> What is asked:
Of the lines in this material, how many contain "trong"? Answer with a single number only.

Records
┌────────

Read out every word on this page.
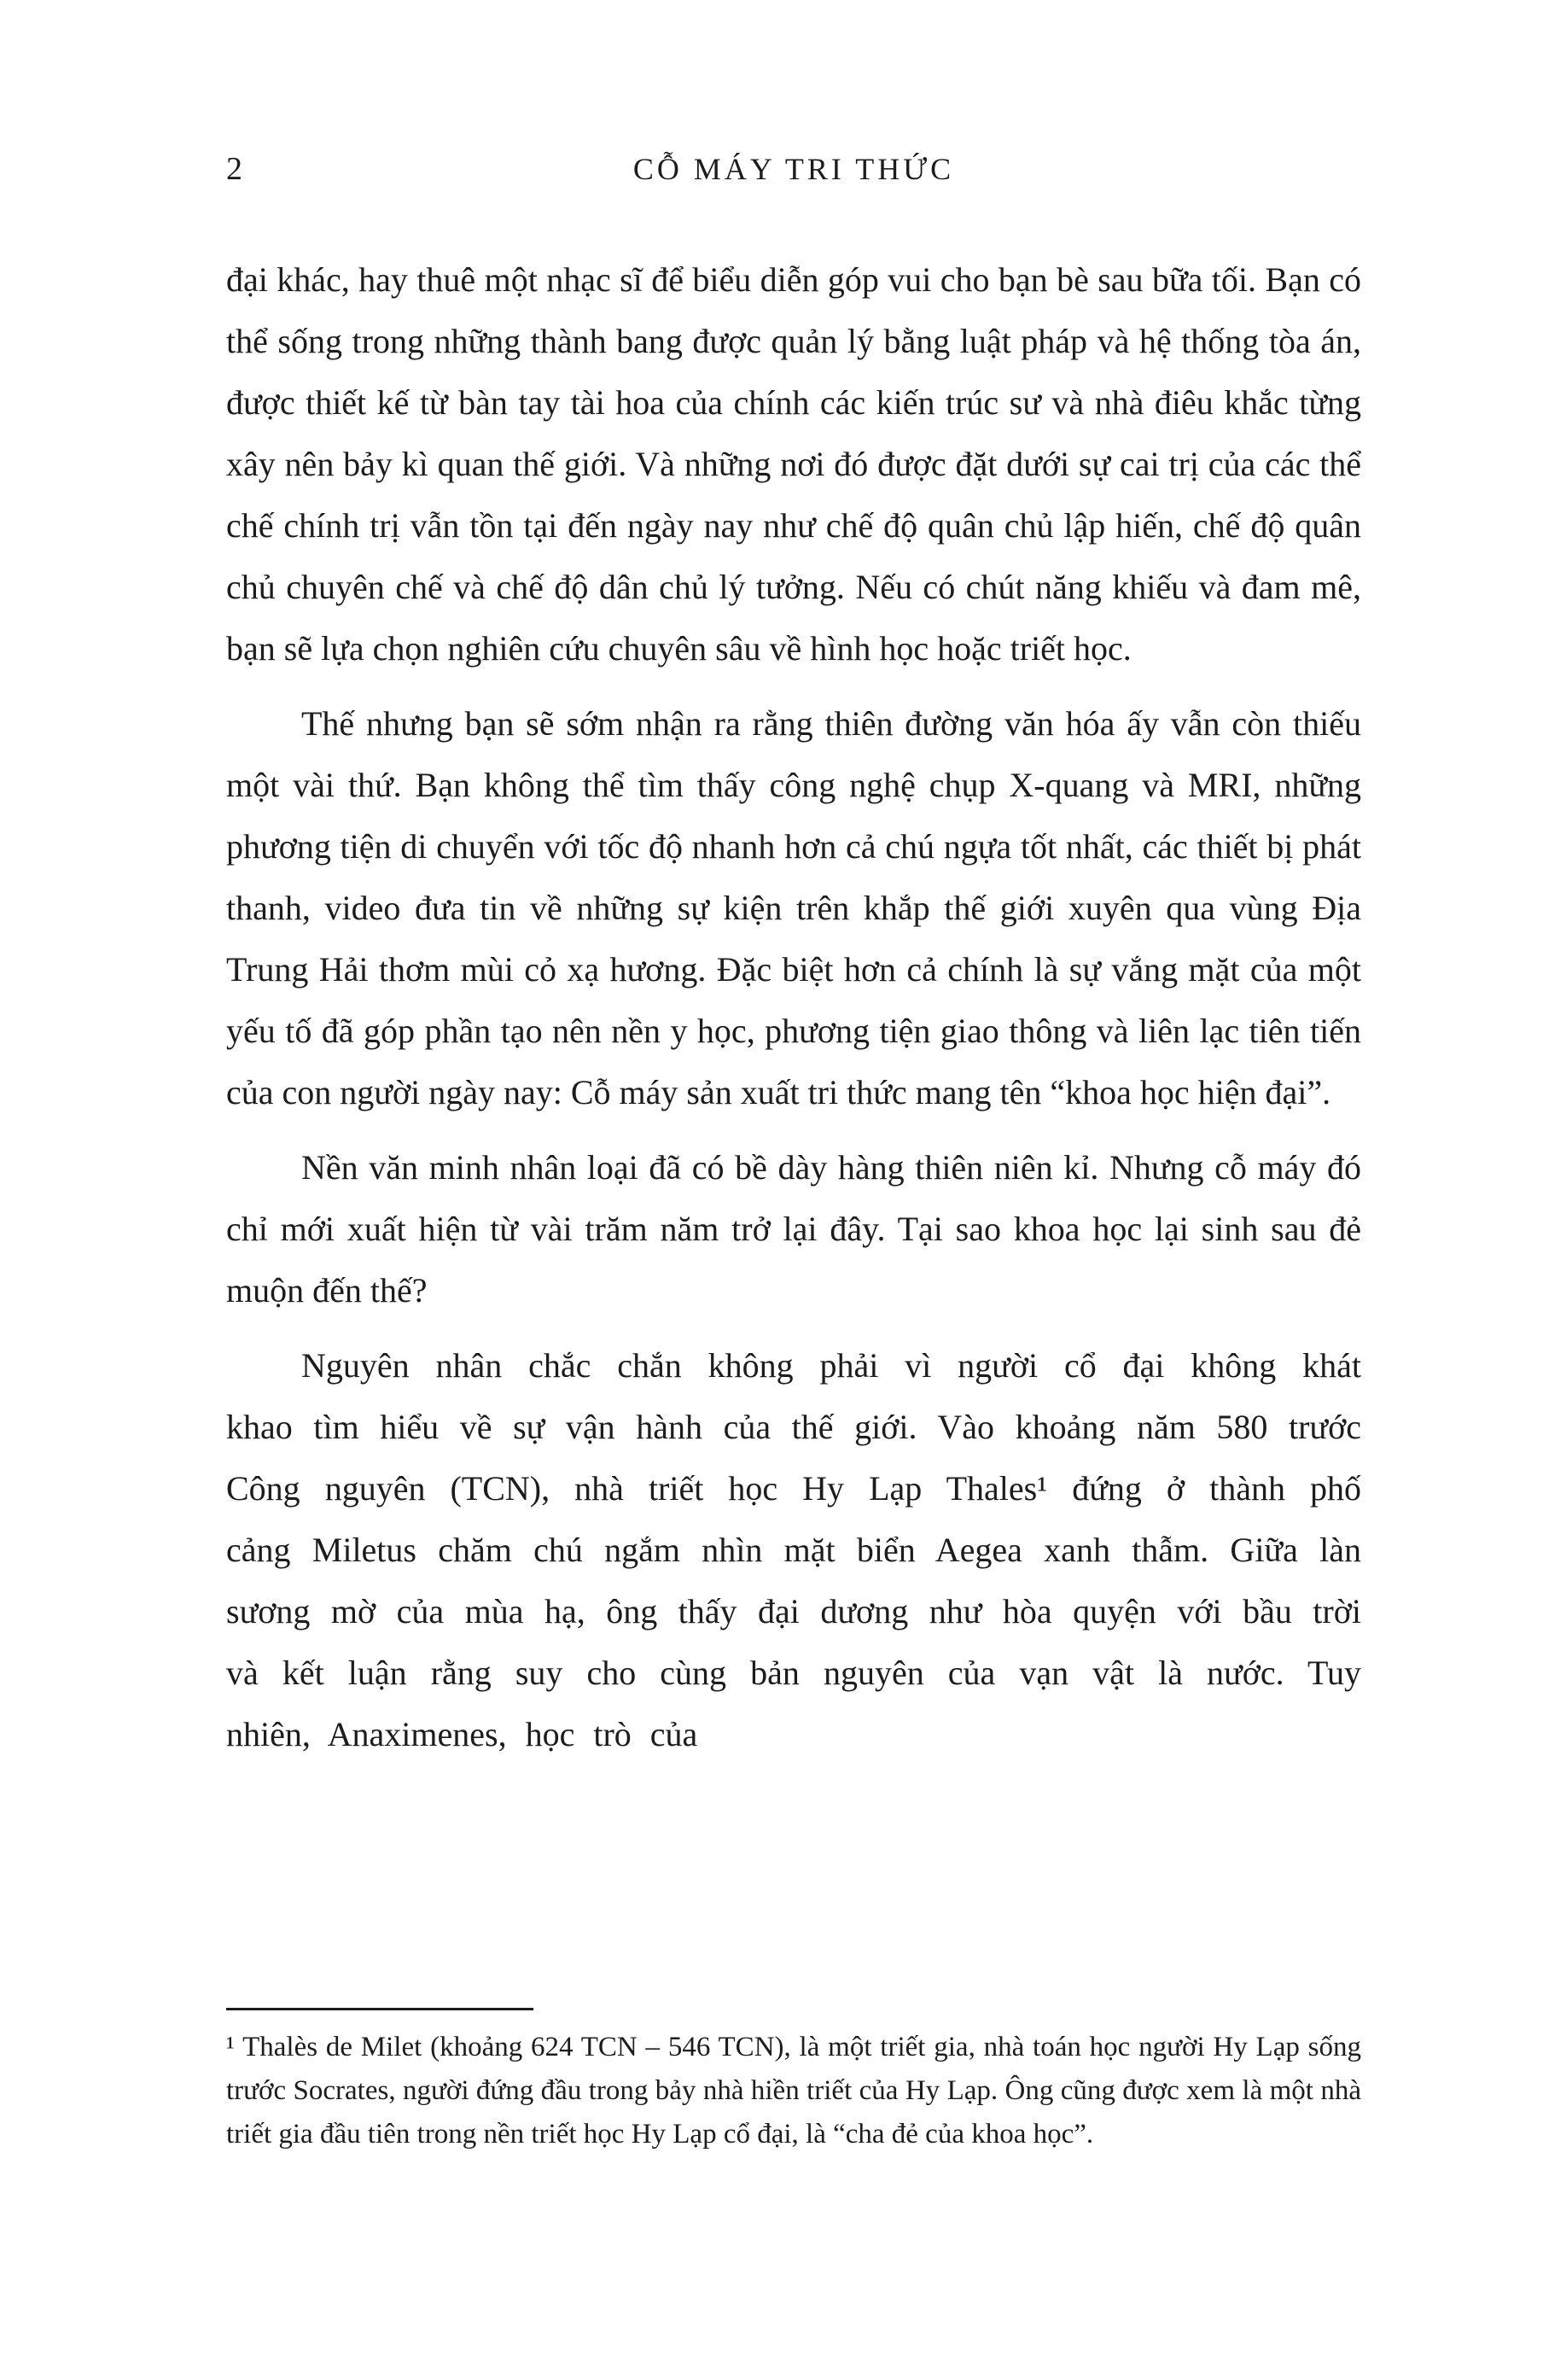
2	CỖ MÁY TRI THỨC

đại khác, hay thuê một nhạc sĩ để biểu diễn góp vui cho bạn bè sau bữa tối. Bạn có thể sống trong những thành bang được quản lý bằng luật pháp và hệ thống tòa án, được thiết kế từ bàn tay tài hoa của chính các kiến trúc sư và nhà điêu khắc từng xây nên bảy kì quan thế giới. Và những nơi đó được đặt dưới sự cai trị của các thể chế chính trị vẫn tồn tại đến ngày nay như chế độ quân chủ lập hiến, chế độ quân chủ chuyên chế và chế độ dân chủ lý tưởng. Nếu có chút năng khiếu và đam mê, bạn sẽ lựa chọn nghiên cứu chuyên sâu về hình học hoặc triết học.

Thế nhưng bạn sẽ sớm nhận ra rằng thiên đường văn hóa ấy vẫn còn thiếu một vài thứ. Bạn không thể tìm thấy công nghệ chụp X-quang và MRI, những phương tiện di chuyển với tốc độ nhanh hơn cả chú ngựa tốt nhất, các thiết bị phát thanh, video đưa tin về những sự kiện trên khắp thế giới xuyên qua vùng Địa Trung Hải thơm mùi cỏ xạ hương. Đặc biệt hơn cả chính là sự vắng mặt của một yếu tố đã góp phần tạo nên nền y học, phương tiện giao thông và liên lạc tiên tiến của con người ngày nay: Cỗ máy sản xuất tri thức mang tên “khoa học hiện đại”.

Nền văn minh nhân loại đã có bề dày hàng thiên niên kỉ. Nhưng cỗ máy đó chỉ mới xuất hiện từ vài trăm năm trở lại đây. Tại sao khoa học lại sinh sau đẻ muộn đến thế?

Nguyên nhân chắc chắn không phải vì người cổ đại không khát khao tìm hiểu về sự vận hành của thế giới. Vào khoảng năm 580 trước Công nguyên (TCN), nhà triết học Hy Lạp Thales¹ đứng ở thành phố cảng Miletus chăm chú ngắm nhìn mặt biển Aegea xanh thẫm. Giữa làn sương mờ của mùa hạ, ông thấy đại dương như hòa quyện với bầu trời và kết luận rằng suy cho cùng bản nguyên của vạn vật là nước. Tuy nhiên, Anaximenes, học trò của

¹ Thalès de Milet (khoảng 624 TCN – 546 TCN), là một triết gia, nhà toán học người Hy Lạp sống trước Socrates, người đứng đầu trong bảy nhà hiền triết của Hy Lạp. Ông cũng được xem là một nhà triết gia đầu tiên trong nền triết học Hy Lạp cổ đại, là “cha đẻ của khoa học”.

└────────

> Response below:
2